Copy every record below, exactly as written.

§ EXERCISE MATERIAL

★ ★ ★

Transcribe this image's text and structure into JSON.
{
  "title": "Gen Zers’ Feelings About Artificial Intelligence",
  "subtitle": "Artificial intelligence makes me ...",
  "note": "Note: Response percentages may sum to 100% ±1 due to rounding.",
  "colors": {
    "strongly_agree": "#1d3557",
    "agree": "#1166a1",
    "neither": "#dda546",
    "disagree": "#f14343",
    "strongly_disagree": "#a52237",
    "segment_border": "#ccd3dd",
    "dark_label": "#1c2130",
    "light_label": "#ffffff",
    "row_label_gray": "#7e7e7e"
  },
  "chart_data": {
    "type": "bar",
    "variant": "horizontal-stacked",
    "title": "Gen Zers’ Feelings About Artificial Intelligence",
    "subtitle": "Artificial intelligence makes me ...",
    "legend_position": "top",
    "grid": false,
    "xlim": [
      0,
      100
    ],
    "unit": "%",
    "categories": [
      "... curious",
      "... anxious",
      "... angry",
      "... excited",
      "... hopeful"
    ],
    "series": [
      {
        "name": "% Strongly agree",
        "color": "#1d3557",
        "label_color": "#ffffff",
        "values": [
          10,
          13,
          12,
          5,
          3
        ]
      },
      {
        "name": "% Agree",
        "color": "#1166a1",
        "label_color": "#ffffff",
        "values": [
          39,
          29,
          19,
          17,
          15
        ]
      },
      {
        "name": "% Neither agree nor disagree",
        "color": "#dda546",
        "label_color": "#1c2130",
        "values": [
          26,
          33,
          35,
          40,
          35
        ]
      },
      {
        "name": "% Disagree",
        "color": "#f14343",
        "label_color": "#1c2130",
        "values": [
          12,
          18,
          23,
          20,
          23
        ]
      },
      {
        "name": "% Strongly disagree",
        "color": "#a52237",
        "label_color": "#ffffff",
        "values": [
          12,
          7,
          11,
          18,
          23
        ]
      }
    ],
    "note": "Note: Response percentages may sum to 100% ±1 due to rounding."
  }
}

★ ★ ★

§ EXERCISE RESULT
Transcribe this image's text and structure into JSON.
{
  "title": "Gen Zers’ Feelings About Artificial Intelligence",
  "subtitle": "Artificial intelligence makes me ...",
  "note": "Note: Response percentages may sum to 100% ±1 due to rounding.",
  "colors": {
    "strongly_agree": "#1d3557",
    "agree": "#1166a1",
    "neither": "#dda546",
    "disagree": "#f14343",
    "strongly_disagree": "#a52237",
    "segment_border": "#ccd3dd",
    "dark_label": "#1c2130",
    "light_label": "#ffffff",
    "row_label_gray": "#7e7e7e"
  },
  "chart_data": {
    "type": "bar",
    "variant": "horizontal-stacked",
    "title": "Gen Zers’ Feelings About Artificial Intelligence",
    "subtitle": "Artificial intelligence makes me ...",
    "legend_position": "top",
    "grid": false,
    "xlim": [
      0,
      100
    ],
    "unit": "%",
    "categories": [
      "... curious",
      "... anxious",
      "... angry",
      "... excited",
      "... hopeful"
    ],
    "series": [
      {
        "name": "% Strongly agree",
        "color": "#1d3557",
        "label_color": "#ffffff",
        "values": [
          10,
          13,
          12,
          5,
          3
        ]
      },
      {
        "name": "% Agree",
        "color": "#1166a1",
        "label_color": "#ffffff",
        "values": [
          39,
          29,
          19,
          17,
          15
        ]
      },
      {
        "name": "% Neither agree nor disagree",
        "color": "#dda546",
        "label_color": "#1c2130",
        "values": [
          26,
          33,
          35,
          40,
          35
        ]
      },
      {
        "name": "% Disagree",
        "color": "#f14343",
        "label_color": "#1c2130",
        "values": [
          12,
          18,
          23,
          20,
          23
        ]
      },
      {
        "name": "% Strongly disagree",
        "color": "#a52237",
        "label_color": "#ffffff",
        "values": [
          12,
          7,
          11,
          18,
          23
        ]
      }
    ],
    "note": "Note: Response percentages may sum to 100% ±1 due to rounding."
  }
}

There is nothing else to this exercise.